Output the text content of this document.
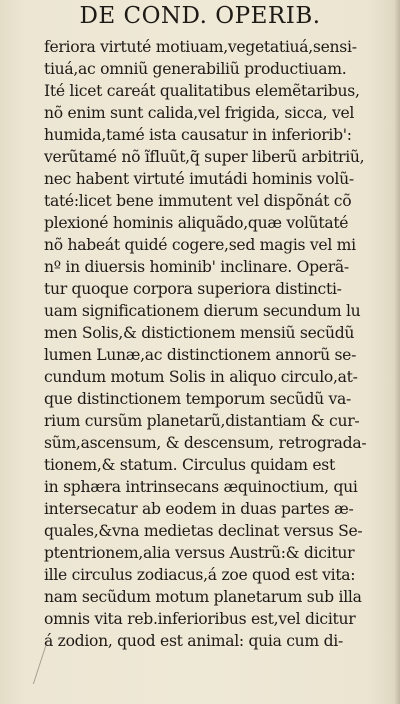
DE COND. OPERIB.
feriora virtuté motiuam,vegetatiuá,sensi-
tiuá,ac omniũ generabiliũ productiuam.
Ité licet careát qualitatibus elemẽtaribus,
nõ enim sunt calida,vel frigida, sicca, vel
humida,tamé ista causatur in inferiorib':
verũtamé nõ ĩfluũt,q̃ super liberũ arbitriũ,
nec habent virtuté imutádi hominis volũ-
taté:licet bene immutent vel dispõnát cõ
plexioné hominis aliquãdo,quæ volũtaté
nõ habeát quidé cogere,sed magis vel mi
nº in diuersis hominib' inclinare. Operã-
tur quoque corpora superiora distincti-
uam significationem dierum secundum lu
men Solis,& distictionem mensiũ secũdũ
lumen Lunæ,ac distinctionem annorũ se-
cundum motum Solis in aliquo circulo,at-
que distinctionem temporum secũdũ va-
rium cursũm planetarũ,distantiam & cur-
sũm,ascensum, & descensum, retrograda-
tionem,& statum. Circulus quidam est
in sphæra intrinsecans æquinoctium, qui
intersecatur ab eodem in duas partes æ-
quales,&vna medietas declinat versus Se-
ptentrionem,alia versus Austrũ:& dicitur
ille circulus zodiacus,á zoe quod est vita:
nam secũdum motum planetarum sub illa
omnis vita reb.inferioribus est,vel dicitur
á zodion, quod est animal: quia cum di-
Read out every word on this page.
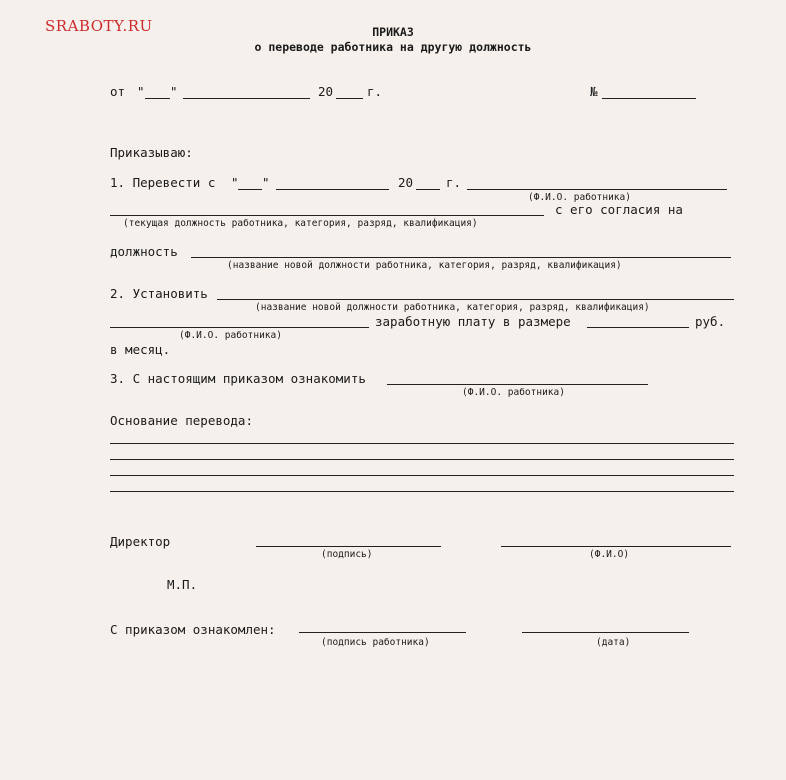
SRABOTY.RU	ПРИКАЗ
о переводе работника на другую должность
от " "	20	г.	№
Приказываю:
1. Перевести с " "	20	г.
(Ф.И.О. работника)
с его согласия на
(текущая должность работника, категория, разряд, квалификация)
должность
(название новой должности работника, категория, разряд, квалификация)
2. Установить
(название новой должности работника, категория, разряд, квалификация)
заработную плату в размере	руб.
(Ф.И.О. работника)
в месяц.
3. С настоящим приказом ознакомить
(Ф.И.О. работника)
Основание перевода:
Директор
(подпись)	(Ф.И.О)
М.П.
С приказом ознакомлен:
(подпись работника)	(дата)
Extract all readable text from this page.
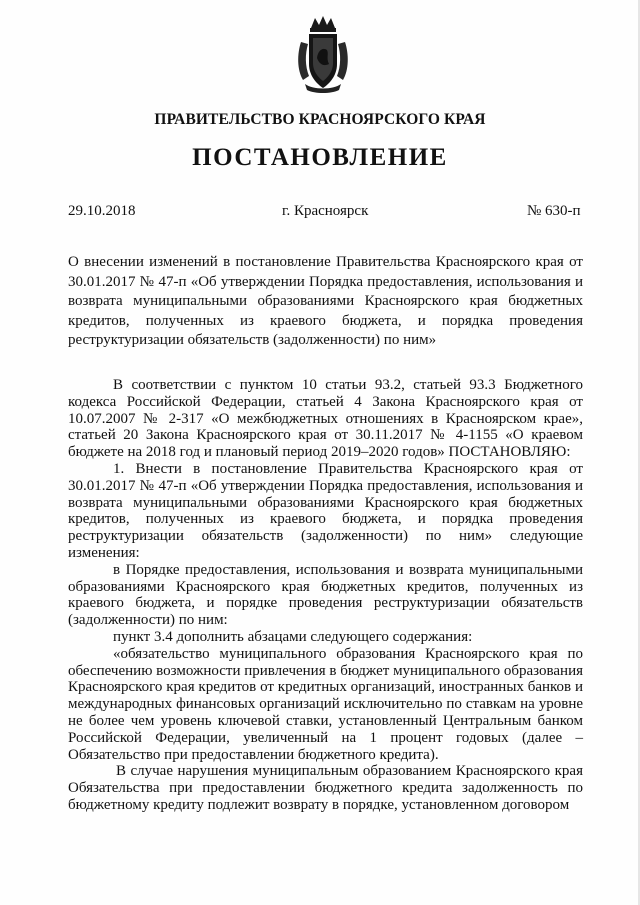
ПРАВИТЕЛЬСТВО КРАСНОЯРСКОГО КРАЯ
ПОСТАНОВЛЕНИЕ
29.10.2018	г. Красноярск	№ 630-п

О внесении изменений в постановление Правительства Красноярского края от 30.01.2017 № 47-п «Об утверждении Порядка предоставления, использования и возврата муниципальными образованиями Красноярского края бюджетных кредитов, полученных из краевого бюджета, и порядка проведения реструктуризации обязательств (задолженности) по ним»

В соответствии с пунктом 10 статьи 93.2, статьей 93.3 Бюджетного кодекса Российской Федерации, статьей 4 Закона Красноярского края от 10.07.2007 № 2-317 «О межбюджетных отношениях в Красноярском крае», статьей 20 Закона Красноярского края от 30.11.2017 № 4-1155 «О краевом бюджете на 2018 год и плановый период 2019–2020 годов» ПОСТАНОВЛЯЮ:

1. Внести в постановление Правительства Красноярского края от 30.01.2017 № 47-п «Об утверждении Порядка предоставления, использования и возврата муниципальными образованиями Красноярского края бюджетных кредитов, полученных из краевого бюджета, и порядка проведения реструктуризации обязательств (задолженности) по ним» следующие изменения:

в Порядке предоставления, использования и возврата муниципальными образованиями Красноярского края бюджетных кредитов, полученных из краевого бюджета, и порядке проведения реструктуризации обязательств (задолженности) по ним:

пункт 3.4 дополнить абзацами следующего содержания:

«обязательство муниципального образования Красноярского края по обеспечению возможности привлечения в бюджет муниципального образования Красноярского края кредитов от кредитных организаций, иностранных банков и международных финансовых организаций исключительно по ставкам на уровне не более чем уровень ключевой ставки, установленный Центральным банком Российской Федерации, увеличенный на 1 процент годовых (далее – Обязательство при предоставлении бюджетного кредита).

В случае нарушения муниципальным образованием Красноярского края Обязательства при предоставлении бюджетного кредита задолженность по бюджетному кредиту подлежит возврату в порядке, установленном договором
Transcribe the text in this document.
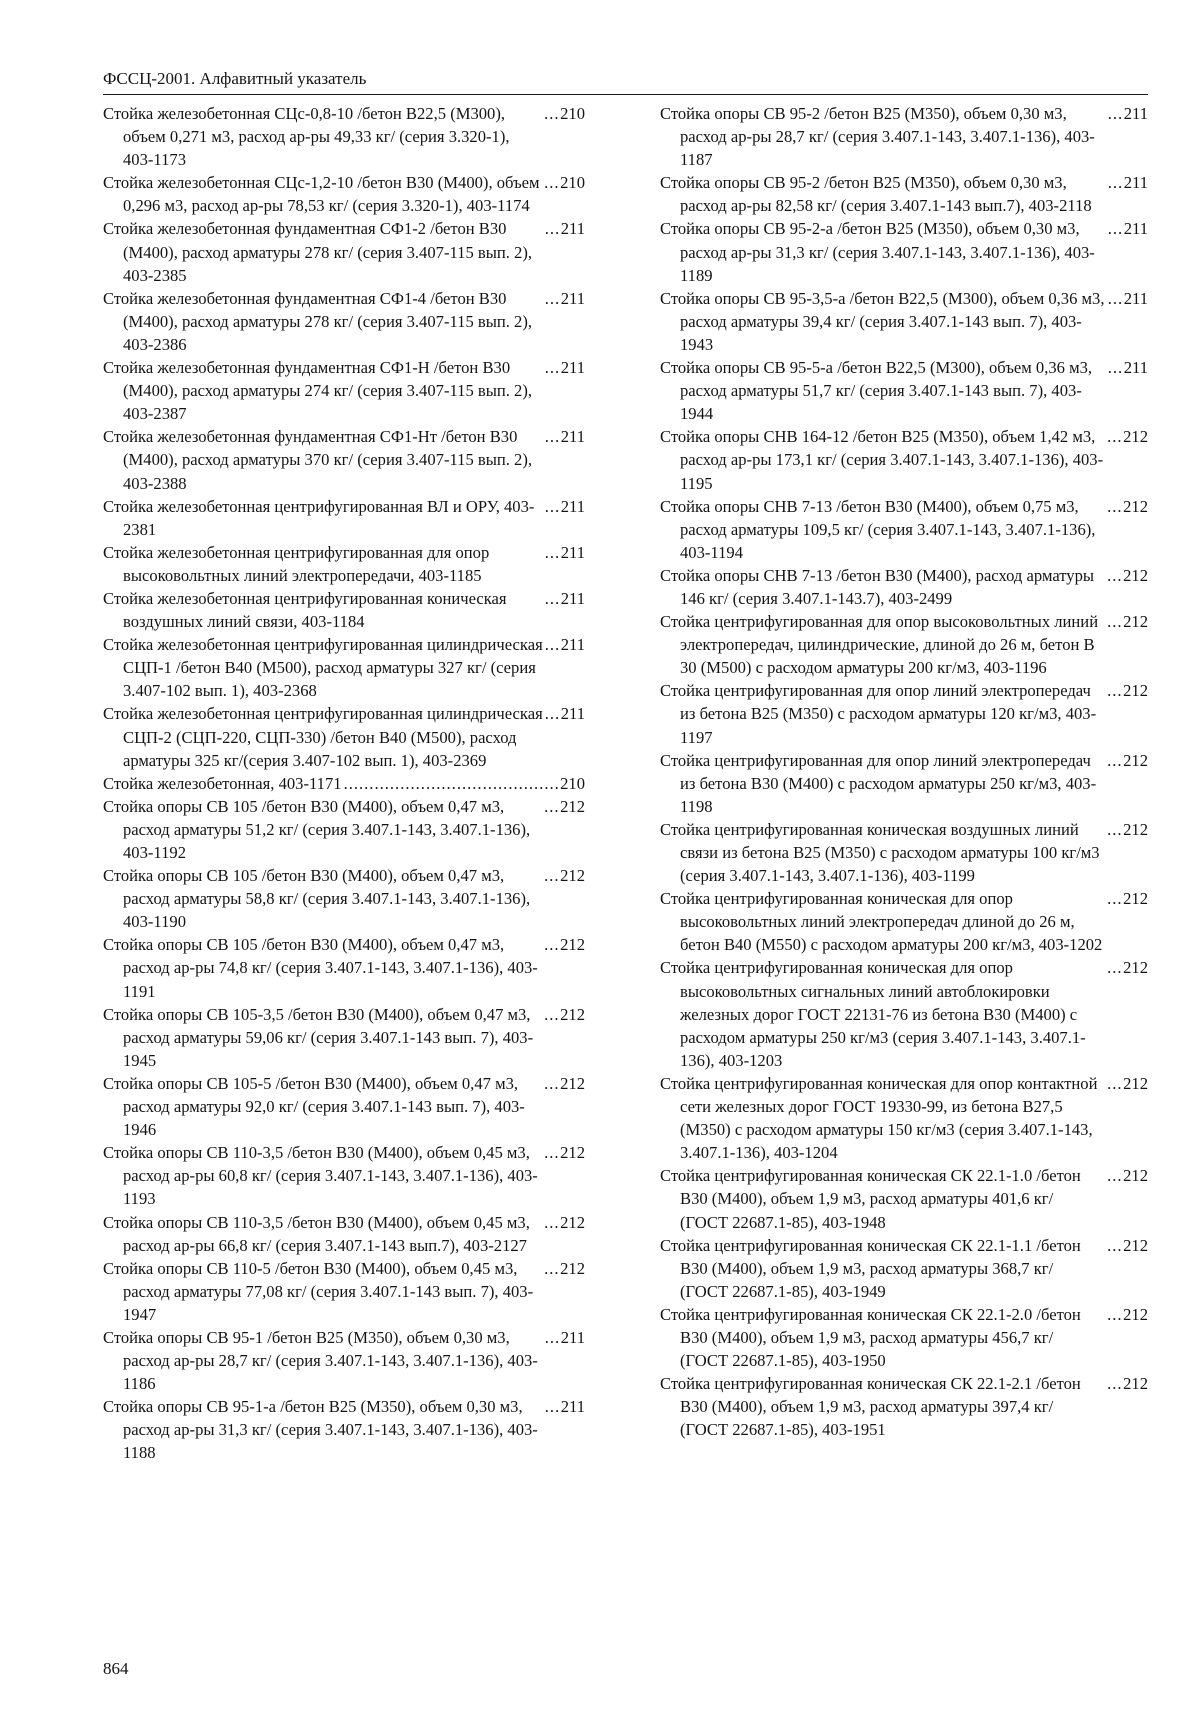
ФССЦ-2001. Алфавитный указатель
Стойка железобетонная СЦс-0,8-10 /бетон В22,5 (М300), объем 0,271 м3, расход ар-ры 49,33 кг/ (серия 3.320-1), 403-1173
.....
210
Стойка железобетонная СЦс-1,2-10 /бетон В30 (М400), объем 0,296 м3, расход ар-ры 78,53 кг/ (серия 3.320-1), 403-1174
.....
210
Стойка железобетонная фундаментная СФ1-2 /бетон В30 (М400), расход арматуры 278 кг/ (серия 3.407-115 вып. 2), 403-2385
.....
211
Стойка железобетонная фундаментная СФ1-4 /бетон В30 (М400), расход арматуры 278 кг/ (серия 3.407-115 вып. 2), 403-2386
.....
211
Стойка железобетонная фундаментная СФ1-Н /бетон В30 (М400), расход арматуры 274 кг/ (серия 3.407-115 вып. 2), 403-2387
.....
211
Стойка железобетонная фундаментная СФ1-Нт /бетон В30 (М400), расход арматуры 370 кг/ (серия 3.407-115 вып. 2), 403-2388
.....
211
Стойка железобетонная центрифугированная ВЛ и ОРУ, 403-2381
.....
211
Стойка железобетонная центрифугированная для опор высоковольтных линий электропередачи, 403-1185
.....
211
Стойка железобетонная центрифугированная коническая воздушных линий связи, 403-1184
.....
211
Стойка железобетонная центрифугированная цилиндрическая СЦП-1 /бетон В40 (М500), расход арматуры 327 кг/ (серия 3.407-102 вып. 1), 403-2368
.....
211
Стойка железобетонная центрифугированная цилиндрическая СЦП-2 (СЦП-220, СЦП-330) /бетон В40 (М500), расход арматуры 325 кг/(серия 3.407-102 вып. 1), 403-2369
.....
211
Стойка железобетонная, 403-1171
.....	210
Стойка опоры СВ 105 /бетон В30 (М400), объем 0,47 м3, расход арматуры 51,2 кг/ (серия 3.407.1-143, 3.407.1-136), 403-1192
.....
212
Стойка опоры СВ 105 /бетон В30 (М400), объем 0,47 м3, расход арматуры 58,8 кг/ (серия 3.407.1-143, 3.407.1-136), 403-1190
.....
212
Стойка опоры СВ 105 /бетон В30 (М400), объем 0,47 м3, расход ар-ры 74,8 кг/ (серия 3.407.1-143, 3.407.1-136), 403-1191
.....
212
Стойка опоры СВ 105-3,5 /бетон В30 (М400), объем 0,47 м3, расход арматуры 59,06 кг/ (серия 3.407.1-143 вып. 7), 403-1945
.....
212
Стойка опоры СВ 105-5 /бетон В30 (М400), объем 0,47 м3, расход арматуры 92,0 кг/ (серия 3.407.1-143 вып. 7), 403-1946
.....
212
Стойка опоры СВ 110-3,5 /бетон В30 (М400), объем 0,45 м3, расход ар-ры 60,8 кг/ (серия 3.407.1-143, 3.407.1-136), 403-1193
.....
212
Стойка опоры СВ 110-3,5 /бетон В30 (М400), объем 0,45 м3, расход ар-ры 66,8 кг/ (серия 3.407.1-143 вып.7), 403-2127
.....
212
Стойка опоры СВ 110-5 /бетон В30 (М400), объем 0,45 м3, расход арматуры 77,08 кг/ (серия 3.407.1-143 вып. 7), 403-1947
.....
212
Стойка опоры СВ 95-1 /бетон В25 (М350), объем 0,30 м3, расход ар-ры 28,7 кг/ (серия 3.407.1-143, 3.407.1-136), 403-1186
.....
211
Стойка опоры СВ 95-1-а /бетон В25 (М350), объем 0,30 м3, расход ар-ры 31,3 кг/ (серия 3.407.1-143, 3.407.1-136), 403-1188
.....
211
Стойка опоры СВ 95-2 /бетон В25 (М350), объем 0,30 м3, расход ар-ры 28,7 кг/ (серия 3.407.1-143, 3.407.1-136), 403-1187
.....
211
Стойка опоры СВ 95-2 /бетон В25 (М350), объем 0,30 м3, расход ар-ры 82,58 кг/ (серия 3.407.1-143 вып.7), 403-2118
.....
211
Стойка опоры СВ 95-2-а /бетон В25 (М350), объем 0,30 м3, расход ар-ры 31,3 кг/ (серия 3.407.1-143, 3.407.1-136), 403-1189
.....
211
Стойка опоры СВ 95-3,5-а /бетон В22,5 (М300), объем 0,36 м3, расход арматуры 39,4 кг/ (серия 3.407.1-143 вып. 7), 403-1943
.....
211
Стойка опоры СВ 95-5-а /бетон В22,5 (М300), объем 0,36 м3, расход арматуры 51,7 кг/ (серия 3.407.1-143 вып. 7), 403-1944
.....
211
Стойка опоры СНВ 164-12 /бетон В25 (М350), объем 1,42 м3, расход ар-ры 173,1 кг/ (серия 3.407.1-143, 3.407.1-136), 403-1195
.....
212
Стойка опоры СНВ 7-13 /бетон В30 (М400), объем 0,75 м3, расход арматуры 109,5 кг/ (серия 3.407.1-143, 3.407.1-136), 403-1194
.....
212
Стойка опоры СНВ 7-13 /бетон В30 (М400), расход арматуры 146 кг/ (серия 3.407.1-143.7), 403-2499
.....
212
Стойка центрифугированная для опор высоковольтных линий электропередач, цилиндрические, длиной до 26 м, бетон В 30 (М500) с расходом арматуры 200 кг/м3, 403-1196
.....
212
Стойка центрифугированная для опор линий электропередач из бетона В25 (М350) с расходом арматуры 120 кг/м3, 403-1197
.....
212
Стойка центрифугированная для опор линий электропередач из бетона В30 (М400) с расходом арматуры 250 кг/м3, 403-1198
.....
212
Стойка центрифугированная коническая воздушных линий связи из бетона В25 (М350) с расходом арматуры 100 кг/м3 (серия 3.407.1-143, 3.407.1-136), 403-1199
.....
212
Стойка центрифугированная коническая для опор высоковольтных линий электропередач длиной до 26 м, бетон В40 (М550) с расходом арматуры 200 кг/м3, 403-1202
.....
212
Стойка центрифугированная коническая для опор высоковольтных сигнальных линий автоблокировки железных дорог ГОСТ 22131-76 из бетона В30 (М400) с расходом арматуры 250 кг/м3 (серия 3.407.1-143, 3.407.1-136), 403-1203
.....
212
Стойка центрифугированная коническая для опор контактной сети железных дорог ГОСТ 19330-99, из бетона В27,5 (М350) с расходом арматуры 150 кг/м3 (серия 3.407.1-143, 3.407.1-136), 403-1204
.....
212
Стойка центрифугированная коническая СК 22.1-1.0 /бетон В30 (М400), объем 1,9 м3, расход арматуры 401,6 кг/ (ГОСТ 22687.1-85), 403-1948
.....
212
Стойка центрифугированная коническая СК 22.1-1.1 /бетон В30 (М400), объем 1,9 м3, расход арматуры 368,7 кг/ (ГОСТ 22687.1-85), 403-1949
.....
212
Стойка центрифугированная коническая СК 22.1-2.0 /бетон В30 (М400), объем 1,9 м3, расход арматуры 456,7 кг/ (ГОСТ 22687.1-85), 403-1950
.....
212
Стойка центрифугированная коническая СК 22.1-2.1 /бетон В30 (М400), объем 1,9 м3, расход арматуры 397,4 кг/ (ГОСТ 22687.1-85), 403-1951
.....
212
864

####

What the task requires
Gather each line in the data that holds the string "подпись".

Solution for this exercise
(подпись)	(Ф.И.О)
(подпись работника)	(дата)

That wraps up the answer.